■ DIRECTIONS FOR THIS TASK
Reproduce the full text about the stem cell clinic mishaps word for word.

■ GIVEN TEXT
======
Mishaps show stem cell clinics need regulation, journal says.
An experimental stem cell transplant procedure in which a private Florida clinic performed intravitreal injections on three women resulted in blindness for one and severe vision loss for the other two. The patients were seeking treatment for non-neovascular age-related macular degeneration (AMD).
Reporting in the New England Journal of Medicine, Ajay Kuriyan, MD, (photo) and colleagues said the procedures involved using stem cells derived from patients’ adipose tissue, a technique they said is increasingly being used for a variety of treatments at commercial stem cell clinics. That includes attempts to restore vision, with 13 such clinical trials involving eye injections of various kinds of stem cells registered with the US Food and Drug Administration (FDA). Four are in the US, the authors said.
Among the controversial things done at the Florida clinic, the authors said, was to inject both of each patients’ eyes at the same time, putting their eyesight in double jeopardy. The mishaps all occurred in 2015 and were documented after patients sought treatment elsewhere.
In the journal article, the authors say the mishaps also highlight several larger problems.
Stem cell clinics are only loosely regulated in the US and the trials conducted there and listed on Clinicaltrials.gov are not necessarily endorsed by the National Institutes of Health. A spokeswoman for the NIH told a New York Times reporter that “ClinicalTrials.gov does not independently verify the scientific validity or relevance of the trial itself beyond a limited quality control review.”
As a result, these clinics—some of which are heavily advertised in consumer publications— “are treating patients with little oversight and with no proof of efficacy,” the authors wrote. The women described in the article all said they had found the clinic and the treatment by searching ClinicalTrials.gov. They all paid $5,000 each for the injections. In legitimate clinical trials, patients are not charged.
======
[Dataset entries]

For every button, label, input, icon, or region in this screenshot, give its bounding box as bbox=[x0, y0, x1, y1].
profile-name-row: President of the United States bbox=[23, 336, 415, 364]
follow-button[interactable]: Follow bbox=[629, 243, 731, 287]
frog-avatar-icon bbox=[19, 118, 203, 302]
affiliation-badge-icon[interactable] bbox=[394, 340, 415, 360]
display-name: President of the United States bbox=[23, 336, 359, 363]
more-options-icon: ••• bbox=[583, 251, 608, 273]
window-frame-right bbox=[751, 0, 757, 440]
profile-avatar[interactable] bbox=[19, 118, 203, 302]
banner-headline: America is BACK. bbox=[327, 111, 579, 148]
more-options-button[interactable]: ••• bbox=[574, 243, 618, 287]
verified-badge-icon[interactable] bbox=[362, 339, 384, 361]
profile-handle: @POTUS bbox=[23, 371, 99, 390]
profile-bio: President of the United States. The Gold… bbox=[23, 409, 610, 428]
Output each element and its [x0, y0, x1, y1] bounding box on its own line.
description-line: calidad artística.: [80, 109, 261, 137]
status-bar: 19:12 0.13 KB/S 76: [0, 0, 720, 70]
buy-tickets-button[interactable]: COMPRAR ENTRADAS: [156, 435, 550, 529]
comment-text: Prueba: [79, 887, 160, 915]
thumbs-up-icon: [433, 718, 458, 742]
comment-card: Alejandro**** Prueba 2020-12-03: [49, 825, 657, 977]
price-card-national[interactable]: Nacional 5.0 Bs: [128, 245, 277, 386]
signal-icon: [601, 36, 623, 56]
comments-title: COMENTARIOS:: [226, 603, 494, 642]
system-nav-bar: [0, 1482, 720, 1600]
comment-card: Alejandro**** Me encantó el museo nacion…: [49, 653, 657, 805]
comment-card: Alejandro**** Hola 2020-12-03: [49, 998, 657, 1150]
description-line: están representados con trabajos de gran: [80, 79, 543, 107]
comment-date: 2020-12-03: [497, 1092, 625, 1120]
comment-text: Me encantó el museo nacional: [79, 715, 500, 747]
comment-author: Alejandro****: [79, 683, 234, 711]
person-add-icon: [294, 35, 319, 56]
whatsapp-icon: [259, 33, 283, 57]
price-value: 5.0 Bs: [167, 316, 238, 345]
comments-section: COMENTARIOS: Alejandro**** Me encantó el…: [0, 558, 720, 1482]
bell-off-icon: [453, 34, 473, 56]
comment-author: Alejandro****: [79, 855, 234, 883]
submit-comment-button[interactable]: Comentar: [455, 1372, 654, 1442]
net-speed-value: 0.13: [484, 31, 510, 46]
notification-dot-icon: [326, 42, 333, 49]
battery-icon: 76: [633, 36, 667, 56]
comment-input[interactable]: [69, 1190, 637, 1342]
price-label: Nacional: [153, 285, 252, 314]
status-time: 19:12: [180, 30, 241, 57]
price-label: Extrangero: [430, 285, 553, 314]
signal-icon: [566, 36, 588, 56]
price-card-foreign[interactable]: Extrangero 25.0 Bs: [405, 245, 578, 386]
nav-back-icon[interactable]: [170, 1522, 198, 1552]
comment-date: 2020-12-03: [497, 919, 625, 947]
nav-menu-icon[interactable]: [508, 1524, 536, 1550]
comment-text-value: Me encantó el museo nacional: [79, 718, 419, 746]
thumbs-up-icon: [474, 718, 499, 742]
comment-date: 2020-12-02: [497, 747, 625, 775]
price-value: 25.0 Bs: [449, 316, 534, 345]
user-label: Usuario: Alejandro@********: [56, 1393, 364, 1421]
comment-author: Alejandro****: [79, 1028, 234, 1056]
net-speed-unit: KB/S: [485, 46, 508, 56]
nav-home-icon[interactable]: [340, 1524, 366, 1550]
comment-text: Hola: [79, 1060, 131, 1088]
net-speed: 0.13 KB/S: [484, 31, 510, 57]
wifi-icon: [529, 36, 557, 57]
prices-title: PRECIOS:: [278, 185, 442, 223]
======
■ WRITTEN SOLUTION
Mishaps show stem cell clinics need regulation, journal says.
An experimental stem cell transplant procedure in which a private Florida clinic performed intravitreal injections on three women resulted in blindness for one and severe vision loss for the other two. The patients were seeking treatment for non-neovascular age-related macular degeneration (AMD).
Reporting in the New England Journal of Medicine, Ajay Kuriyan, MD, (photo) and colleagues said the procedures involved using stem cells derived from patients’ adipose tissue, a technique they said is increasingly being used for a variety of treatments at commercial stem cell clinics. That includes attempts to restore vision, with 13 such clinical trials involving eye injections of various kinds of stem cells registered with the US Food and Drug Administration (FDA). Four are in the US, the authors said.
Among the controversial things done at the Florida clinic, the authors said, was to inject both of each patients’ eyes at the same time, putting their eyesight in double jeopardy. The mishaps all occurred in 2015 and were documented after patients sought treatment elsewhere.
In the journal article, the authors say the mishaps also highlight several larger problems.
Stem cell clinics are only loosely regulated in the US and the trials conducted there and listed on Clinicaltrials.gov are not necessarily endorsed by the National Institutes of Health. A spokeswoman for the NIH told a New York Times reporter that “ClinicalTrials.gov does not independently verify the scientific validity or relevance of the trial itself beyond a limited quality control review.”
As a result, these clinics—some of which are heavily advertised in consumer publications— “are treating patients with little oversight and with no proof of efficacy,” the authors wrote. The women described in the article all said they had found the clinic and the treatment by searching ClinicalTrials.gov. They all paid $5,000 each for the injections. In legitimate clinical trials, patients are not charged.